Repeat each line of the material below exactly as it appears, minus any pictures.

• Recorded data:
***

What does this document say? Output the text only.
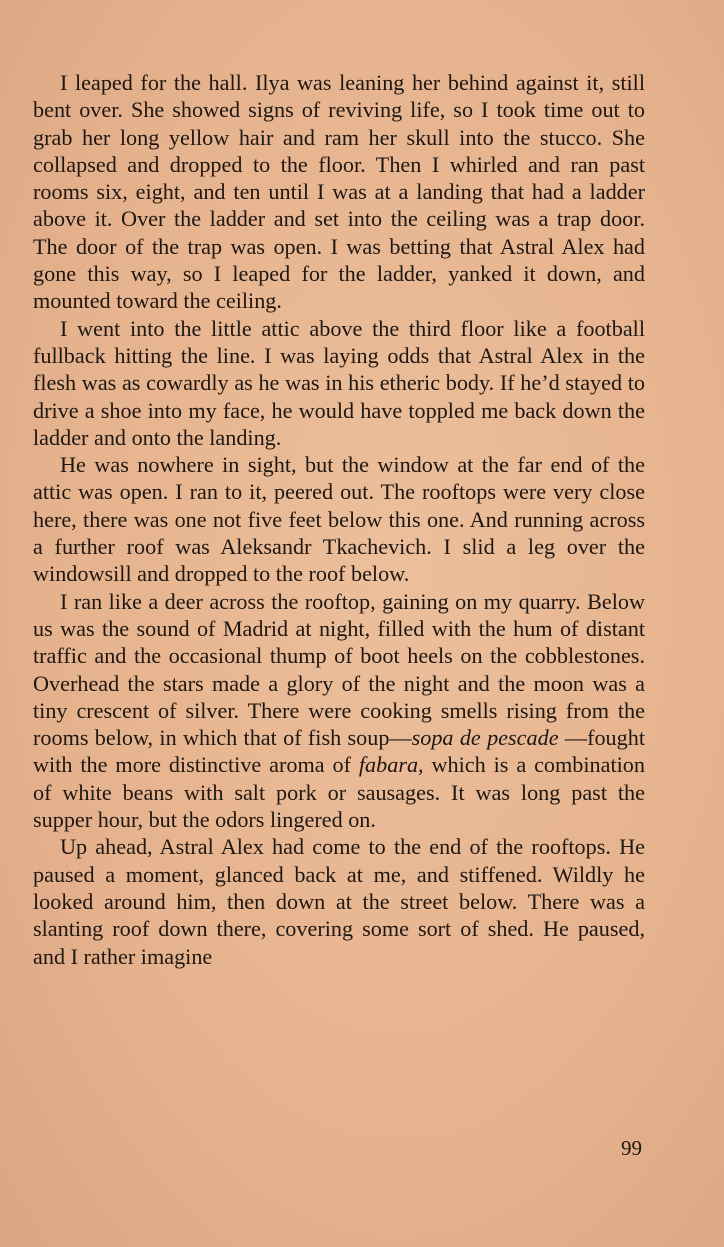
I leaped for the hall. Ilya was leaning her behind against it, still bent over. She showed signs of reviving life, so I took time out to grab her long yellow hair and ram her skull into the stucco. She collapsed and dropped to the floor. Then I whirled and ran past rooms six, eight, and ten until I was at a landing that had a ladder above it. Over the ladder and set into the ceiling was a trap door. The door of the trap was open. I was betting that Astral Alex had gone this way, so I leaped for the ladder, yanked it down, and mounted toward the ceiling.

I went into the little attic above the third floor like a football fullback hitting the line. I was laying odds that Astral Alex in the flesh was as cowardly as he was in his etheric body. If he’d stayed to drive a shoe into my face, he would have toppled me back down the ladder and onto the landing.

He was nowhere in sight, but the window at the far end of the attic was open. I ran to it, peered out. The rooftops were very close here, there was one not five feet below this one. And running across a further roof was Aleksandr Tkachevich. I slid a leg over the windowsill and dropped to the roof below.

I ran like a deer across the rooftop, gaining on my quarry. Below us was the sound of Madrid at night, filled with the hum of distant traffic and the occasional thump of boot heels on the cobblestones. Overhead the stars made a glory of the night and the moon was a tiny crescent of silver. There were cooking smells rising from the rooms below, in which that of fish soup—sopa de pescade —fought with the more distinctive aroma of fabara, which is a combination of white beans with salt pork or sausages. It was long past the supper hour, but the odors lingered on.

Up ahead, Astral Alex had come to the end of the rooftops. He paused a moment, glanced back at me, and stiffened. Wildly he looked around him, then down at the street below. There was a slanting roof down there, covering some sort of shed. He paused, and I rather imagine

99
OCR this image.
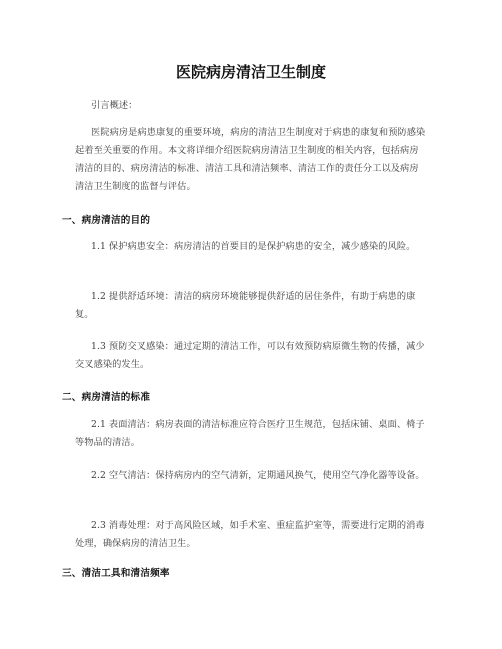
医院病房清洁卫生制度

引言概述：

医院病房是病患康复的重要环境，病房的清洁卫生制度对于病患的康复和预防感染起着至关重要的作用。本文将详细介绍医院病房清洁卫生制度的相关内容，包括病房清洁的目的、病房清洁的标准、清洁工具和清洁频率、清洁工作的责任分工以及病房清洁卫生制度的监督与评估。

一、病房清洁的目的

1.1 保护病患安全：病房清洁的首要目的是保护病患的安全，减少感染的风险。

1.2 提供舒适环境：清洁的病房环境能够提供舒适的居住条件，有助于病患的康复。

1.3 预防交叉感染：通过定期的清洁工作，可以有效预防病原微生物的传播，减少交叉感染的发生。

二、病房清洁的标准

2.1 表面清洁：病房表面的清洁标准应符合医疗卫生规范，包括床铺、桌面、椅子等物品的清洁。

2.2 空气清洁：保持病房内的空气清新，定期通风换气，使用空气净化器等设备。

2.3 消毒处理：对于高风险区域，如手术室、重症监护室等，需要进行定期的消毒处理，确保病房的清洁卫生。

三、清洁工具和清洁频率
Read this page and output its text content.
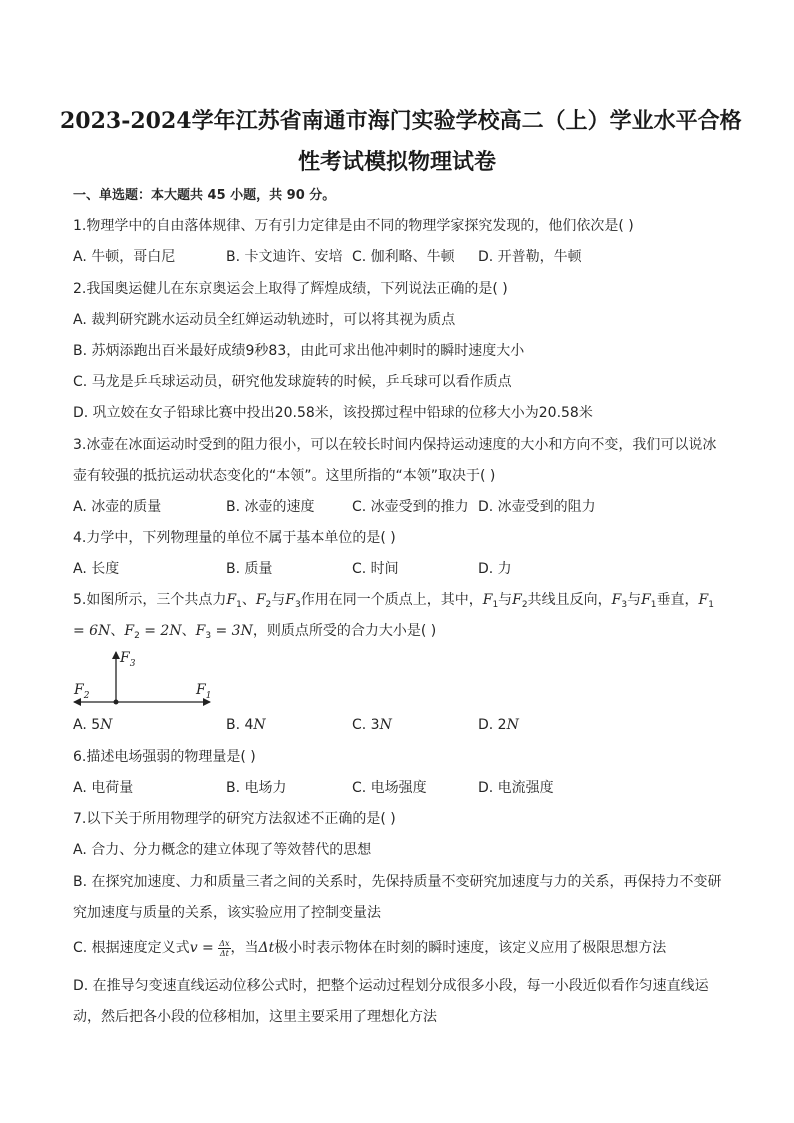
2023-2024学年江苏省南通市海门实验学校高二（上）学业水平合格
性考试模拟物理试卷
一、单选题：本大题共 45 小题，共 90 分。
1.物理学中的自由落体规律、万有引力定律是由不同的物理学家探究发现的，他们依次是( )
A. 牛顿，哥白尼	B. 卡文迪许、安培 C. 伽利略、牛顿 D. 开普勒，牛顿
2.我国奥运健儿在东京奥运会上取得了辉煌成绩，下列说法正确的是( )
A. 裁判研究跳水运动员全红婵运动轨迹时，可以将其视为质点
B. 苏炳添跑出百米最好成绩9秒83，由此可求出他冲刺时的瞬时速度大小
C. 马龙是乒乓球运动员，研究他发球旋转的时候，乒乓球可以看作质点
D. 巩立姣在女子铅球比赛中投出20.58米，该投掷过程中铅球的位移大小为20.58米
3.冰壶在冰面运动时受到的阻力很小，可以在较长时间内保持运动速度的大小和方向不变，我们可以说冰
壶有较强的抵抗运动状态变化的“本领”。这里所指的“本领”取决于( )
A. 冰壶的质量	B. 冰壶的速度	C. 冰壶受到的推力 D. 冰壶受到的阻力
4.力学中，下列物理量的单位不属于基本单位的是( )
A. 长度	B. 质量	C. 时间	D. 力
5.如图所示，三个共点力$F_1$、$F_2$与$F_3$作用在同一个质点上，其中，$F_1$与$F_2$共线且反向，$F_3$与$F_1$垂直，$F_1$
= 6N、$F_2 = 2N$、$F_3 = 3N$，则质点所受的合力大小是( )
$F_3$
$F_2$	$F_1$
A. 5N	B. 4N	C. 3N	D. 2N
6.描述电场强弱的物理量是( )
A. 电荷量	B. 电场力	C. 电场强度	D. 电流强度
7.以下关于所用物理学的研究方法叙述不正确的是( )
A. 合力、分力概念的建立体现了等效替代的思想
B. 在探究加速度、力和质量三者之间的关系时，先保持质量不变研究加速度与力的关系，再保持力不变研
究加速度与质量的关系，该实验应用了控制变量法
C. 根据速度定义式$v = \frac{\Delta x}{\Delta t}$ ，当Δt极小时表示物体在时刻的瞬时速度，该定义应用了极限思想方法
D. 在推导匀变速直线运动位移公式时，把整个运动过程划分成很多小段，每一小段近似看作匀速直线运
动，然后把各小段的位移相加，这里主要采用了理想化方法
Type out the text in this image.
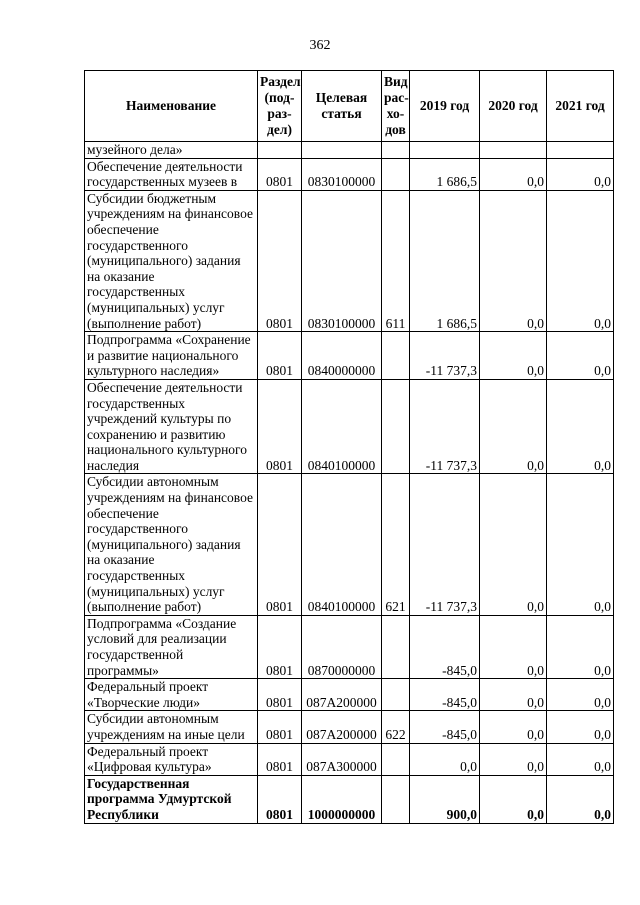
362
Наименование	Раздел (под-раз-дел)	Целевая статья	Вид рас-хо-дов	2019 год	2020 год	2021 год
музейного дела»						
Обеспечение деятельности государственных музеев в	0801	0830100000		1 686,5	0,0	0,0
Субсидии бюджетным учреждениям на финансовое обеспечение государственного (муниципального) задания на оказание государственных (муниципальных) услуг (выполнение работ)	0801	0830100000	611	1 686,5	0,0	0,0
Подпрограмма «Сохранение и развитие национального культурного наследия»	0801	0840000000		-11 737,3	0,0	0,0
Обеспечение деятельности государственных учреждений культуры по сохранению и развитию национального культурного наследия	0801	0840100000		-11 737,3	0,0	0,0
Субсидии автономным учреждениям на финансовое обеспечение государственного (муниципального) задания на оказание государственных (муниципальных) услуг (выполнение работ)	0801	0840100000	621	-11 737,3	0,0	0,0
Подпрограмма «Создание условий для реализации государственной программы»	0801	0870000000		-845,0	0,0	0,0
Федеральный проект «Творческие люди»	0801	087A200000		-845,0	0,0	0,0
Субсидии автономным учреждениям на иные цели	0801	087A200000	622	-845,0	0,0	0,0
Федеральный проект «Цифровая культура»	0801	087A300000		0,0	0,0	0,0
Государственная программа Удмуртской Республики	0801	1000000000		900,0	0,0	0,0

***

• CORRECT OUTPUT:
What does this document say? Output the text only.
I leaped for the hall. Ilya was leaning her behind against it, still bent over. She showed signs of reviving life, so I took time out to grab her long yellow hair and ram her skull into the stucco. She collapsed and dropped to the floor. Then I whirled and ran past rooms six, eight, and ten until I was at a landing that had a ladder above it. Over the ladder and set into the ceiling was a trap door. The door of the trap was open. I was betting that Astral Alex had gone this way, so I leaped for the ladder, yanked it down, and mounted toward the ceiling.

I went into the little attic above the third floor like a football fullback hitting the line. I was laying odds that Astral Alex in the flesh was as cowardly as he was in his etheric body. If he’d stayed to drive a shoe into my face, he would have toppled me back down the ladder and onto the landing.

He was nowhere in sight, but the window at the far end of the attic was open. I ran to it, peered out. The rooftops were very close here, there was one not five feet below this one. And running across a further roof was Aleksandr Tkachevich. I slid a leg over the windowsill and dropped to the roof below.

I ran like a deer across the rooftop, gaining on my quarry. Below us was the sound of Madrid at night, filled with the hum of distant traffic and the occasional thump of boot heels on the cobblestones. Overhead the stars made a glory of the night and the moon was a tiny crescent of silver. There were cooking smells rising from the rooms below, in which that of fish soup—sopa de pescade —fought with the more distinctive aroma of fabara, which is a combination of white beans with salt pork or sausages. It was long past the supper hour, but the odors lingered on.

Up ahead, Astral Alex had come to the end of the rooftops. He paused a moment, glanced back at me, and stiffened. Wildly he looked around him, then down at the street below. There was a slanting roof down there, covering some sort of shed. He paused, and I rather imagine

99
OCR this image.
医院病房清洁卫生制度

引言概述：

医院病房是病患康复的重要环境，病房的清洁卫生制度对于病患的康复和预防感染起着至关重要的作用。本文将详细介绍医院病房清洁卫生制度的相关内容，包括病房清洁的目的、病房清洁的标准、清洁工具和清洁频率、清洁工作的责任分工以及病房清洁卫生制度的监督与评估。

一、病房清洁的目的

1.1 保护病患安全：病房清洁的首要目的是保护病患的安全，减少感染的风险。

1.2 提供舒适环境：清洁的病房环境能够提供舒适的居住条件，有助于病患的康复。

1.3 预防交叉感染：通过定期的清洁工作，可以有效预防病原微生物的传播，减少交叉感染的发生。

二、病房清洁的标准

2.1 表面清洁：病房表面的清洁标准应符合医疗卫生规范，包括床铺、桌面、椅子等物品的清洁。

2.2 空气清洁：保持病房内的空气清新，定期通风换气，使用空气净化器等设备。

2.3 消毒处理：对于高风险区域，如手术室、重症监护室等，需要进行定期的消毒处理，确保病房的清洁卫生。

三、清洁工具和清洁频率
Read this page and output its text content.
2023-2024学年江苏省南通市海门实验学校高二（上）学业水平合格
性考试模拟物理试卷
一、单选题：本大题共 45 小题，共 90 分。
1.物理学中的自由落体规律、万有引力定律是由不同的物理学家探究发现的，他们依次是( )
A. 牛顿，哥白尼	B. 卡文迪许、安培 C. 伽利略、牛顿 D. 开普勒，牛顿
2.我国奥运健儿在东京奥运会上取得了辉煌成绩，下列说法正确的是( )
A. 裁判研究跳水运动员全红婵运动轨迹时，可以将其视为质点
B. 苏炳添跑出百米最好成绩9秒83，由此可求出他冲刺时的瞬时速度大小
C. 马龙是乒乓球运动员，研究他发球旋转的时候，乒乓球可以看作质点
D. 巩立姣在女子铅球比赛中投出20.58米，该投掷过程中铅球的位移大小为20.58米
3.冰壶在冰面运动时受到的阻力很小，可以在较长时间内保持运动速度的大小和方向不变，我们可以说冰
壶有较强的抵抗运动状态变化的“本领”。这里所指的“本领”取决于( )
A. 冰壶的质量	B. 冰壶的速度	C. 冰壶受到的推力 D. 冰壶受到的阻力
4.力学中，下列物理量的单位不属于基本单位的是( )
A. 长度	B. 质量	C. 时间	D. 力
5.如图所示，三个共点力$F_1$、$F_2$与$F_3$作用在同一个质点上，其中，$F_1$与$F_2$共线且反向，$F_3$与$F_1$垂直，$F_1$
= 6N、$F_2 = 2N$、$F_3 = 3N$，则质点所受的合力大小是( )
$F_3$
$F_2$	$F_1$
A. 5N	B. 4N	C. 3N	D. 2N
6.描述电场强弱的物理量是( )
A. 电荷量	B. 电场力	C. 电场强度	D. 电流强度
7.以下关于所用物理学的研究方法叙述不正确的是( )
A. 合力、分力概念的建立体现了等效替代的思想
B. 在探究加速度、力和质量三者之间的关系时，先保持质量不变研究加速度与力的关系，再保持力不变研
究加速度与质量的关系，该实验应用了控制变量法
C. 根据速度定义式$v = \frac{\Delta x}{\Delta t}$ ，当Δt极小时表示物体在时刻的瞬时速度，该定义应用了极限思想方法
D. 在推导匀变速直线运动位移公式时，把整个运动过程划分成很多小段，每一小段近似看作匀速直线运
动，然后把各小段的位移相加，这里主要采用了理想化方法
Type out the text in this image.
362
Наименование	Раздел (под-раз-дел)	Целевая статья	Вид рас-хо-дов	2019 год	2020 год	2021 год
музейного дела»						
Обеспечение деятельности государственных музеев в	0801	0830100000		1 686,5	0,0	0,0
Субсидии бюджетным учреждениям на финансовое обеспечение государственного (муниципального) задания на оказание государственных (муниципальных) услуг (выполнение работ)	0801	0830100000	611	1 686,5	0,0	0,0
Подпрограмма «Сохранение и развитие национального культурного наследия»	0801	0840000000		-11 737,3	0,0	0,0
Обеспечение деятельности государственных учреждений культуры по сохранению и развитию национального культурного наследия	0801	0840100000		-11 737,3	0,0	0,0
Субсидии автономным учреждениям на финансовое обеспечение государственного (муниципального) задания на оказание государственных (муниципальных) услуг (выполнение работ)	0801	0840100000	621	-11 737,3	0,0	0,0
Подпрограмма «Создание условий для реализации государственной программы»	0801	0870000000		-845,0	0,0	0,0
Федеральный проект «Творческие люди»	0801	087A200000		-845,0	0,0	0,0
Субсидии автономным учреждениям на иные цели	0801	087A200000	622	-845,0	0,0	0,0
Федеральный проект «Цифровая культура»	0801	087A300000		0,0	0,0	0,0
Государственная программа Удмуртской Республики	0801	1000000000		900,0	0,0	0,0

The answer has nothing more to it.